Extracted data entries
-------------------------

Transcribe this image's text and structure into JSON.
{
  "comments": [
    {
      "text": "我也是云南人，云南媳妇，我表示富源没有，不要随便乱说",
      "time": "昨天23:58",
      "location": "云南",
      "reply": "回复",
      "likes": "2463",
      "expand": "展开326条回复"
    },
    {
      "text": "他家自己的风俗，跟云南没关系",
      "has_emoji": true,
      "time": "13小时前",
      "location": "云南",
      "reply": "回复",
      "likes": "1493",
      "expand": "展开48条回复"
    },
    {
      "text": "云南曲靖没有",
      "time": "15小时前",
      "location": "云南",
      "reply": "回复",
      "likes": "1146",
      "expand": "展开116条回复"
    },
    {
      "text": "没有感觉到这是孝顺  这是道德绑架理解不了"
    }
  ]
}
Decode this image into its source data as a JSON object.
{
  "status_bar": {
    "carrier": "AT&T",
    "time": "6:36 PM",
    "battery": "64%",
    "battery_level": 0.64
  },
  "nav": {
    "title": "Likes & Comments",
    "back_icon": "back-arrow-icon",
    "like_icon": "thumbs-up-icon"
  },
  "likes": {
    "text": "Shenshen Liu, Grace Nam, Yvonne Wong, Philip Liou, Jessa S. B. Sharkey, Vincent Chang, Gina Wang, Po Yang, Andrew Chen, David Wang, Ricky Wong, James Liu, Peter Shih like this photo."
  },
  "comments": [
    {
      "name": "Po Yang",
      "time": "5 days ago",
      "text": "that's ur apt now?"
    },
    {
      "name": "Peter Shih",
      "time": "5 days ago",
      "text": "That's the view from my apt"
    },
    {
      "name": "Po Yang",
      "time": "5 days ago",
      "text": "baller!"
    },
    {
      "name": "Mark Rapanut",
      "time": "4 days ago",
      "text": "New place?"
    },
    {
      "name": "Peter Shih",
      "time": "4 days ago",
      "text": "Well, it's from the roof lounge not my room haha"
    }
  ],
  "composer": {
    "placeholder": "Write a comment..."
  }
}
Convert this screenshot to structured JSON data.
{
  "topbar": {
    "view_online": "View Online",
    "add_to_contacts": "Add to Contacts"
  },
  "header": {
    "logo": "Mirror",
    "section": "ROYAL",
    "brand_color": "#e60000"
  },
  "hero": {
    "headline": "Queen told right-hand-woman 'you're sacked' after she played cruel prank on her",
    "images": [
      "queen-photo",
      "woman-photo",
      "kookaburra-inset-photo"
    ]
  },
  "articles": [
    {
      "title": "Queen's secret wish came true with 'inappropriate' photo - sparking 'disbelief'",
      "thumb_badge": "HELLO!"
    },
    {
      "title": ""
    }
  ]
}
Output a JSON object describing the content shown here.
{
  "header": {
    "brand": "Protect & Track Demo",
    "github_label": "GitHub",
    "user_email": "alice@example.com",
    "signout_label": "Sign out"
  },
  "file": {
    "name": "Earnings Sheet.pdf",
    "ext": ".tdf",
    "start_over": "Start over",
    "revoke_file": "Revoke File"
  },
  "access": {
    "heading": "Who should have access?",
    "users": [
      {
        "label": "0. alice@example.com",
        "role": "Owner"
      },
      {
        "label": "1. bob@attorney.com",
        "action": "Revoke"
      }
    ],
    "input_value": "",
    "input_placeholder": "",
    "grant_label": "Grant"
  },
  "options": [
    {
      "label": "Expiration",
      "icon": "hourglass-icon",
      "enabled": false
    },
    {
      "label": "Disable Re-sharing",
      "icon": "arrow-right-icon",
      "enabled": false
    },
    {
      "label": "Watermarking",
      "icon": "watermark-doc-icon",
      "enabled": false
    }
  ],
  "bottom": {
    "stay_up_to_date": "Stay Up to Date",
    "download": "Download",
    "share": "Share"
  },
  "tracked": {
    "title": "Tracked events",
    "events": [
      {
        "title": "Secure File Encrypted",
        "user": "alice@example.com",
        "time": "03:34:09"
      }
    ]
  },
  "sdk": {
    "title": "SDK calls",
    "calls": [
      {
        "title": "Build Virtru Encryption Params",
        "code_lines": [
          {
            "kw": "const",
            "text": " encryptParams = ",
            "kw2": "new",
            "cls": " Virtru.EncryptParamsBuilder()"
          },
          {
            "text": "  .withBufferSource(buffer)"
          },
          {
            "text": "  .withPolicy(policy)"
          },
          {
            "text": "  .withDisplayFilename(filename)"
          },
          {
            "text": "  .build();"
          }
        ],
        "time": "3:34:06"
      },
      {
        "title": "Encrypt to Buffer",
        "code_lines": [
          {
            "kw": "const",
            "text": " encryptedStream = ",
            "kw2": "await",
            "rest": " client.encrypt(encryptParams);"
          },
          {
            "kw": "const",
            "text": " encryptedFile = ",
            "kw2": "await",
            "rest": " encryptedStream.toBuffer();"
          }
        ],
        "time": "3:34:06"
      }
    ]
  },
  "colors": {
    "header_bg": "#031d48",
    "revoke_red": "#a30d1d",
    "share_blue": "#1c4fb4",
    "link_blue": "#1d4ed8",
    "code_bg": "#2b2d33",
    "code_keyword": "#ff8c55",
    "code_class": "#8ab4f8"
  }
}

-------------------------

PROBLEM - Which lines above hold the word "encryptedStream"? Copy each of them.

COMPLETED EXERCISE -
            "text": " encryptedStream = ",
            "rest": " encryptedStream.toBuffer();"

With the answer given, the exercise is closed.